▶ _Exercise materials_:
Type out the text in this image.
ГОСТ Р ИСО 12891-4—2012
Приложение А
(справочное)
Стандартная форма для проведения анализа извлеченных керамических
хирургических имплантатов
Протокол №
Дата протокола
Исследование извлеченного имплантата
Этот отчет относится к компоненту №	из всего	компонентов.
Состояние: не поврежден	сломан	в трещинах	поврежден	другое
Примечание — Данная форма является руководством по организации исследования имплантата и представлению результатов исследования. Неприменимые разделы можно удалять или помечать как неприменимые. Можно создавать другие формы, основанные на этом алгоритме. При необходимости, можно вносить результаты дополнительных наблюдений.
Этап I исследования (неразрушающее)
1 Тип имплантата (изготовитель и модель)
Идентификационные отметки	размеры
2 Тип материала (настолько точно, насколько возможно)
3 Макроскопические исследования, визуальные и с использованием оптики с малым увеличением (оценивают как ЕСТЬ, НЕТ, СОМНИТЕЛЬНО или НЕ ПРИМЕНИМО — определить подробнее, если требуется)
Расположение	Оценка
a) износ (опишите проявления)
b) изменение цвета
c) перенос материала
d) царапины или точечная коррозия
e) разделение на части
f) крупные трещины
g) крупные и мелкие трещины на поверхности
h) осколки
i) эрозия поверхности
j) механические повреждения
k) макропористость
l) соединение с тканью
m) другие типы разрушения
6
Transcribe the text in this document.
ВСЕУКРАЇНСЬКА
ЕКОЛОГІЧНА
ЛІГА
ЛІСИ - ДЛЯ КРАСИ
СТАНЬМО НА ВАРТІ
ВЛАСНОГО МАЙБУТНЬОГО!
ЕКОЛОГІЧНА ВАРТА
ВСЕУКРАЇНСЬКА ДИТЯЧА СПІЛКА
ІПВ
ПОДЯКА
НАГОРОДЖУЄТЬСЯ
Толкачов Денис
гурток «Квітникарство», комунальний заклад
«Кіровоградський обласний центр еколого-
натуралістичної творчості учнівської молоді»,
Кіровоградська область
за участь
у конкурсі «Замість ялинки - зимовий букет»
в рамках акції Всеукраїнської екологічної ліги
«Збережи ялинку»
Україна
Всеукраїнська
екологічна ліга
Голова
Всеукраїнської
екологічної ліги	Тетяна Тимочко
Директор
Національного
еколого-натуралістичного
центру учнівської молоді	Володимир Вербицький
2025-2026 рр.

▶ _Challenge_: The listing above must be transcribed exactly, line by line.

▶ _Task result_:
Type out the text in this image.
ГОСТ Р ИСО 12891-4—2012
Приложение А
(справочное)
Стандартная форма для проведения анализа извлеченных керамических
хирургических имплантатов
Протокол №
Дата протокола
Исследование извлеченного имплантата
Этот отчет относится к компоненту №	из всего	компонентов.
Состояние: не поврежден	сломан	в трещинах	поврежден	другое
Примечание — Данная форма является руководством по организации исследования имплантата и представлению результатов исследования. Неприменимые разделы можно удалять или помечать как неприменимые. Можно создавать другие формы, основанные на этом алгоритме. При необходимости, можно вносить результаты дополнительных наблюдений.
Этап I исследования (неразрушающее)
1 Тип имплантата (изготовитель и модель)
Идентификационные отметки	размеры
2 Тип материала (настолько точно, насколько возможно)
3 Макроскопические исследования, визуальные и с использованием оптики с малым увеличением (оценивают как ЕСТЬ, НЕТ, СОМНИТЕЛЬНО или НЕ ПРИМЕНИМО — определить подробнее, если требуется)
Расположение	Оценка
a) износ (опишите проявления)
b) изменение цвета
c) перенос материала
d) царапины или точечная коррозия
e) разделение на части
f) крупные трещины
g) крупные и мелкие трещины на поверхности
h) осколки
i) эрозия поверхности
j) механические повреждения
k) макропористость
l) соединение с тканью
m) другие типы разрушения
6
Transcribe the text in this document.
ВСЕУКРАЇНСЬКА
ЕКОЛОГІЧНА
ЛІГА
ЛІСИ - ДЛЯ КРАСИ
СТАНЬМО НА ВАРТІ
ВЛАСНОГО МАЙБУТНЬОГО!
ЕКОЛОГІЧНА ВАРТА
ВСЕУКРАЇНСЬКА ДИТЯЧА СПІЛКА
ІПВ
ПОДЯКА
НАГОРОДЖУЄТЬСЯ
Толкачов Денис
гурток «Квітникарство», комунальний заклад
«Кіровоградський обласний центр еколого-
натуралістичної творчості учнівської молоді»,
Кіровоградська область
за участь
у конкурсі «Замість ялинки - зимовий букет»
в рамках акції Всеукраїнської екологічної ліги
«Збережи ялинку»
Україна
Всеукраїнська
екологічна ліга
Голова
Всеукраїнської
екологічної ліги	Тетяна Тимочко
Директор
Національного
еколого-натуралістичного
центру учнівської молоді	Володимир Вербицький
2025-2026 рр.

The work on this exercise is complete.